(Items from a figure collection)
━━━━━━━━━━━━━━━━

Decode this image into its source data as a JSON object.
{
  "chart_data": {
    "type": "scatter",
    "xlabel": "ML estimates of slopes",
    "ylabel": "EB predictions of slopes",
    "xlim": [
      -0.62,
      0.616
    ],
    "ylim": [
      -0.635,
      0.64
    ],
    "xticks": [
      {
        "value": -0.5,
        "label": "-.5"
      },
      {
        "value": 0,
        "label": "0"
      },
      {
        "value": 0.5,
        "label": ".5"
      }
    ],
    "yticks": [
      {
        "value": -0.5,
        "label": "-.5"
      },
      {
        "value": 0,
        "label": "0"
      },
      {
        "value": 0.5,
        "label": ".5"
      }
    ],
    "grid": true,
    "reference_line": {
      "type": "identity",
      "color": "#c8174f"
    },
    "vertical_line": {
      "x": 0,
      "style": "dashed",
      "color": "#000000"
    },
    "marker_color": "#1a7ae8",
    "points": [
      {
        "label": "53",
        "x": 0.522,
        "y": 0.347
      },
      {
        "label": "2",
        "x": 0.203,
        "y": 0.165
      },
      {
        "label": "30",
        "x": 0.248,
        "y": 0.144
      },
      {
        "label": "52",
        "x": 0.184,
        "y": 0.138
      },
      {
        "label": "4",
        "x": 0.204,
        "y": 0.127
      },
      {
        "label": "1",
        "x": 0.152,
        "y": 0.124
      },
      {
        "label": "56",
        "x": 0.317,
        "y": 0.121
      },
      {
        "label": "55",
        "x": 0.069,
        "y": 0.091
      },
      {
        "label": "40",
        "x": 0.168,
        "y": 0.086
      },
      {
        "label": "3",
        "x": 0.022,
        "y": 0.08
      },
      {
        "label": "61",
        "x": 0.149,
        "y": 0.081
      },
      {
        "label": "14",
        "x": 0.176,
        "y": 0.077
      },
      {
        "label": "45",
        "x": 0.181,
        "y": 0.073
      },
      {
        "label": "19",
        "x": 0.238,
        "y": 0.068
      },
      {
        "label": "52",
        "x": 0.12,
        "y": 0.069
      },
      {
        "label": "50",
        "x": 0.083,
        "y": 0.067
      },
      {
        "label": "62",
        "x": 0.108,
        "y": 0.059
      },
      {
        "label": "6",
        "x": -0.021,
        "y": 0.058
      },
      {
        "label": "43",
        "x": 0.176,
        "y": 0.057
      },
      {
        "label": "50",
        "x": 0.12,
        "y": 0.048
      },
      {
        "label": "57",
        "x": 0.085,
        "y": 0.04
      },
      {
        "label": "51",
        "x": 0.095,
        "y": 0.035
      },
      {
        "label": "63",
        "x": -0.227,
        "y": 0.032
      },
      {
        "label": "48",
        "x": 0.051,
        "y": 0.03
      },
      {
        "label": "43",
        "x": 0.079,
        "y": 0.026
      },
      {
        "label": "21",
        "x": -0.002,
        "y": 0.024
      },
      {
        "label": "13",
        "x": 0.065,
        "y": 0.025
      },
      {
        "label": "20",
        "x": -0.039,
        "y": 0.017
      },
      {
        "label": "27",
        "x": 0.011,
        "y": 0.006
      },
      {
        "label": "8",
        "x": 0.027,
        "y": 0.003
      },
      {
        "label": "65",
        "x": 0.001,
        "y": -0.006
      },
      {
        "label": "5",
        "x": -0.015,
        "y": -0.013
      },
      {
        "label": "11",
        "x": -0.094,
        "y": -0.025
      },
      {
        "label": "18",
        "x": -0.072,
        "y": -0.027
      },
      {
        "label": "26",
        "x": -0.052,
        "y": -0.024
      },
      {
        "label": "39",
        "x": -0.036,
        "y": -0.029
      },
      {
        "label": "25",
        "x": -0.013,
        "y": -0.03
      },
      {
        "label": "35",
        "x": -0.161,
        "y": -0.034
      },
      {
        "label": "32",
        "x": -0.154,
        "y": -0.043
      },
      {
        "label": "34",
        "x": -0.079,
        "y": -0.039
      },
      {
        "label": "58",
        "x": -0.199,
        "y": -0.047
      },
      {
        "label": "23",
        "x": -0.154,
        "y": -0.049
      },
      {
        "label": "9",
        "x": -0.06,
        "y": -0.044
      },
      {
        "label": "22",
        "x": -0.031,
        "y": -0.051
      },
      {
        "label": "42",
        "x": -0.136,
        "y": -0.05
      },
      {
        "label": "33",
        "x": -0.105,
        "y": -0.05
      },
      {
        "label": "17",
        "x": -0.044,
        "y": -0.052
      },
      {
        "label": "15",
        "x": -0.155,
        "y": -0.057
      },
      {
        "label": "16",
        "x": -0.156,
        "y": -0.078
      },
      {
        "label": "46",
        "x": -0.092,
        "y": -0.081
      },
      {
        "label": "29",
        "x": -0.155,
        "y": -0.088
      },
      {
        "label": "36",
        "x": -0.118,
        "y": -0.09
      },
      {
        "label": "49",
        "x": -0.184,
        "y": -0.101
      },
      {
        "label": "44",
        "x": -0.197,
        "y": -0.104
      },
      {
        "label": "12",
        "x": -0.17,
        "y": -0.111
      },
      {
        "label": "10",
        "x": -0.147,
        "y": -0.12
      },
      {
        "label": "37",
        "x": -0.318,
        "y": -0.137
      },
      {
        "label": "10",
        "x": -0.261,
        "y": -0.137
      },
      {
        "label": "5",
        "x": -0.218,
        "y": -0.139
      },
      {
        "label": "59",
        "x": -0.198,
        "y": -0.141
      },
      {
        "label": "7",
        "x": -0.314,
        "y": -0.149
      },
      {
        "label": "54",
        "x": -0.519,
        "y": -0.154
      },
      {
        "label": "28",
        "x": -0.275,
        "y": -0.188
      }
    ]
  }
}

━━━━━━━━━━━━━━━━

**Goal of the exercise:**
Locate the word "slopes" in the entries, and copy every line where it is found.

**Solved problem:**
    "xlabel": "ML estimates of slopes",
    "ylabel": "EB predictions of slopes",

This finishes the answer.